Give the data again, word for word.

-- start of Provided data --

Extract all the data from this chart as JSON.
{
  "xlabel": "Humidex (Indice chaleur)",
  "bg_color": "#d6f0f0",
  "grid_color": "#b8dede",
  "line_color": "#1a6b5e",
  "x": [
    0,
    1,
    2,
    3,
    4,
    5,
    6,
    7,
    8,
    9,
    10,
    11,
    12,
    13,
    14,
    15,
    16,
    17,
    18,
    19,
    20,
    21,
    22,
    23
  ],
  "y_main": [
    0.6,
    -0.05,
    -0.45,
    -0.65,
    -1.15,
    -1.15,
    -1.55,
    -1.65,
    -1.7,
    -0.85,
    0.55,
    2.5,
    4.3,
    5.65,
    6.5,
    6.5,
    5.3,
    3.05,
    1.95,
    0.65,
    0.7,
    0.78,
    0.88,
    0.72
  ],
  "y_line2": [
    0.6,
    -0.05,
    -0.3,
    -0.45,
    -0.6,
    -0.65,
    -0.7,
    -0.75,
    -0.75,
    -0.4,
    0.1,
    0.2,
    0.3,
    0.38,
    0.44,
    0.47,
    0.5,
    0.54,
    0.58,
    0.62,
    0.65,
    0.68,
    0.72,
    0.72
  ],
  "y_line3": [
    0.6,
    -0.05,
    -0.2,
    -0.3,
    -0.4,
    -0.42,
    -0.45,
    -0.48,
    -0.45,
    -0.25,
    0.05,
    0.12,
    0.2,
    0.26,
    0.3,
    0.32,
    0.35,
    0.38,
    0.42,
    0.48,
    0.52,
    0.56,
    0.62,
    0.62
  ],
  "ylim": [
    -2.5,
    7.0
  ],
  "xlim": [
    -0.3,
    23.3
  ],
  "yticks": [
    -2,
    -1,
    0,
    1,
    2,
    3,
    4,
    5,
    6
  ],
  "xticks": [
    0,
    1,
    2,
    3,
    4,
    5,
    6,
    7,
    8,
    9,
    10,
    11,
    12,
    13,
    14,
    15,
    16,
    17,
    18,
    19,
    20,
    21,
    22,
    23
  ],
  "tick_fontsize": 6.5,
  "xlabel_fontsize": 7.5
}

-- end of Provided data --

# Final answer
Extract all the data from this chart as JSON.
{
  "xlabel": "Humidex (Indice chaleur)",
  "bg_color": "#d6f0f0",
  "grid_color": "#b8dede",
  "line_color": "#1a6b5e",
  "x": [
    0,
    1,
    2,
    3,
    4,
    5,
    6,
    7,
    8,
    9,
    10,
    11,
    12,
    13,
    14,
    15,
    16,
    17,
    18,
    19,
    20,
    21,
    22,
    23
  ],
  "y_main": [
    0.6,
    -0.05,
    -0.45,
    -0.65,
    -1.15,
    -1.15,
    -1.55,
    -1.65,
    -1.7,
    -0.85,
    0.55,
    2.5,
    4.3,
    5.65,
    6.5,
    6.5,
    5.3,
    3.05,
    1.95,
    0.65,
    0.7,
    0.78,
    0.88,
    0.72
  ],
  "y_line2": [
    0.6,
    -0.05,
    -0.3,
    -0.45,
    -0.6,
    -0.65,
    -0.7,
    -0.75,
    -0.75,
    -0.4,
    0.1,
    0.2,
    0.3,
    0.38,
    0.44,
    0.47,
    0.5,
    0.54,
    0.58,
    0.62,
    0.65,
    0.68,
    0.72,
    0.72
  ],
  "y_line3": [
    0.6,
    -0.05,
    -0.2,
    -0.3,
    -0.4,
    -0.42,
    -0.45,
    -0.48,
    -0.45,
    -0.25,
    0.05,
    0.12,
    0.2,
    0.26,
    0.3,
    0.32,
    0.35,
    0.38,
    0.42,
    0.48,
    0.52,
    0.56,
    0.62,
    0.62
  ],
  "ylim": [
    -2.5,
    7.0
  ],
  "xlim": [
    -0.3,
    23.3
  ],
  "yticks": [
    -2,
    -1,
    0,
    1,
    2,
    3,
    4,
    5,
    6
  ],
  "xticks": [
    0,
    1,
    2,
    3,
    4,
    5,
    6,
    7,
    8,
    9,
    10,
    11,
    12,
    13,
    14,
    15,
    16,
    17,
    18,
    19,
    20,
    21,
    22,
    23
  ],
  "tick_fontsize": 6.5,
  "xlabel_fontsize": 7.5
}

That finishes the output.